[INPUT MATERIAL]:
----
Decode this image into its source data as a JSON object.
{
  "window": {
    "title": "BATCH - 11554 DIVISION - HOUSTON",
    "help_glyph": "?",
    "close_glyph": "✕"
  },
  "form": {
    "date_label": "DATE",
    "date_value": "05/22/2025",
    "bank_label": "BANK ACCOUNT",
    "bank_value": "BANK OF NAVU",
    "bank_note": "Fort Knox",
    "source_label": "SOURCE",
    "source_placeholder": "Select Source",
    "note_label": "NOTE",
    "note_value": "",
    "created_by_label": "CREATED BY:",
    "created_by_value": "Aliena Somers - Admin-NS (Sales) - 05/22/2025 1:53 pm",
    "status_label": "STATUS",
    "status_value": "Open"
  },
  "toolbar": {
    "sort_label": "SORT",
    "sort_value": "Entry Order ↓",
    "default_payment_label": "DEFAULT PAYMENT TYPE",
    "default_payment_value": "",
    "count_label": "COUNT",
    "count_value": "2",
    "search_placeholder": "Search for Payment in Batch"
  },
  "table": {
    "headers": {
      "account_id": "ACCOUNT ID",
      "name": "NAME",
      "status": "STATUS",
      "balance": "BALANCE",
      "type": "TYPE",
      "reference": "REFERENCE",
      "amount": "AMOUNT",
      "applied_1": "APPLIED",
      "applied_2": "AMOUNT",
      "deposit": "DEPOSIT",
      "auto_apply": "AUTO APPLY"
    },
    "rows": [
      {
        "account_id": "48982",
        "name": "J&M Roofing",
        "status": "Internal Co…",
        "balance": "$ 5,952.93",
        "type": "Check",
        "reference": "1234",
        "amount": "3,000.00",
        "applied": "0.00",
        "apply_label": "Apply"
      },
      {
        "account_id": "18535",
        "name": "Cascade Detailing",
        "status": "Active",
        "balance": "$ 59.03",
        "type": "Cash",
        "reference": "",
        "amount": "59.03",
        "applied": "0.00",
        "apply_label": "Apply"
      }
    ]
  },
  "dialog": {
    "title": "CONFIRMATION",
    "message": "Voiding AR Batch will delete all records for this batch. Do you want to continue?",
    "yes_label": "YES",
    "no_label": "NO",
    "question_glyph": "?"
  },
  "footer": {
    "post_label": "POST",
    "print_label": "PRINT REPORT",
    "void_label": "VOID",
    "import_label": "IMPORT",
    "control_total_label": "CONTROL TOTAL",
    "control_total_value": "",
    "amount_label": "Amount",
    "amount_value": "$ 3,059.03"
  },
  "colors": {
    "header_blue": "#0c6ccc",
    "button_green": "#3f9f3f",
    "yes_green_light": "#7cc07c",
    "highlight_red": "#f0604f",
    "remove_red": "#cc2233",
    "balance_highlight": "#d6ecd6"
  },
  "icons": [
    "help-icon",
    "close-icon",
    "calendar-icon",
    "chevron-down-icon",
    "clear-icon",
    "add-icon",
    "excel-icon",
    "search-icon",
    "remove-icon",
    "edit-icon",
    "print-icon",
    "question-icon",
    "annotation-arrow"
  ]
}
----
[SHORT EXERCISE]: Without changing a word, restate the whole listing.

[THE RESULT]:
Decode this image into its source data as a JSON object.
{
  "window": {
    "title": "BATCH - 11554 DIVISION - HOUSTON",
    "help_glyph": "?",
    "close_glyph": "✕"
  },
  "form": {
    "date_label": "DATE",
    "date_value": "05/22/2025",
    "bank_label": "BANK ACCOUNT",
    "bank_value": "BANK OF NAVU",
    "bank_note": "Fort Knox",
    "source_label": "SOURCE",
    "source_placeholder": "Select Source",
    "note_label": "NOTE",
    "note_value": "",
    "created_by_label": "CREATED BY:",
    "created_by_value": "Aliena Somers - Admin-NS (Sales) - 05/22/2025 1:53 pm",
    "status_label": "STATUS",
    "status_value": "Open"
  },
  "toolbar": {
    "sort_label": "SORT",
    "sort_value": "Entry Order ↓",
    "default_payment_label": "DEFAULT PAYMENT TYPE",
    "default_payment_value": "",
    "count_label": "COUNT",
    "count_value": "2",
    "search_placeholder": "Search for Payment in Batch"
  },
  "table": {
    "headers": {
      "account_id": "ACCOUNT ID",
      "name": "NAME",
      "status": "STATUS",
      "balance": "BALANCE",
      "type": "TYPE",
      "reference": "REFERENCE",
      "amount": "AMOUNT",
      "applied_1": "APPLIED",
      "applied_2": "AMOUNT",
      "deposit": "DEPOSIT",
      "auto_apply": "AUTO APPLY"
    },
    "rows": [
      {
        "account_id": "48982",
        "name": "J&M Roofing",
        "status": "Internal Co…",
        "balance": "$ 5,952.93",
        "type": "Check",
        "reference": "1234",
        "amount": "3,000.00",
        "applied": "0.00",
        "apply_label": "Apply"
      },
      {
        "account_id": "18535",
        "name": "Cascade Detailing",
        "status": "Active",
        "balance": "$ 59.03",
        "type": "Cash",
        "reference": "",
        "amount": "59.03",
        "applied": "0.00",
        "apply_label": "Apply"
      }
    ]
  },
  "dialog": {
    "title": "CONFIRMATION",
    "message": "Voiding AR Batch will delete all records for this batch. Do you want to continue?",
    "yes_label": "YES",
    "no_label": "NO",
    "question_glyph": "?"
  },
  "footer": {
    "post_label": "POST",
    "print_label": "PRINT REPORT",
    "void_label": "VOID",
    "import_label": "IMPORT",
    "control_total_label": "CONTROL TOTAL",
    "control_total_value": "",
    "amount_label": "Amount",
    "amount_value": "$ 3,059.03"
  },
  "colors": {
    "header_blue": "#0c6ccc",
    "button_green": "#3f9f3f",
    "yes_green_light": "#7cc07c",
    "highlight_red": "#f0604f",
    "remove_red": "#cc2233",
    "balance_highlight": "#d6ecd6"
  },
  "icons": [
    "help-icon",
    "close-icon",
    "calendar-icon",
    "chevron-down-icon",
    "clear-icon",
    "add-icon",
    "excel-icon",
    "search-icon",
    "remove-icon",
    "edit-icon",
    "print-icon",
    "question-icon",
    "annotation-arrow"
  ]
}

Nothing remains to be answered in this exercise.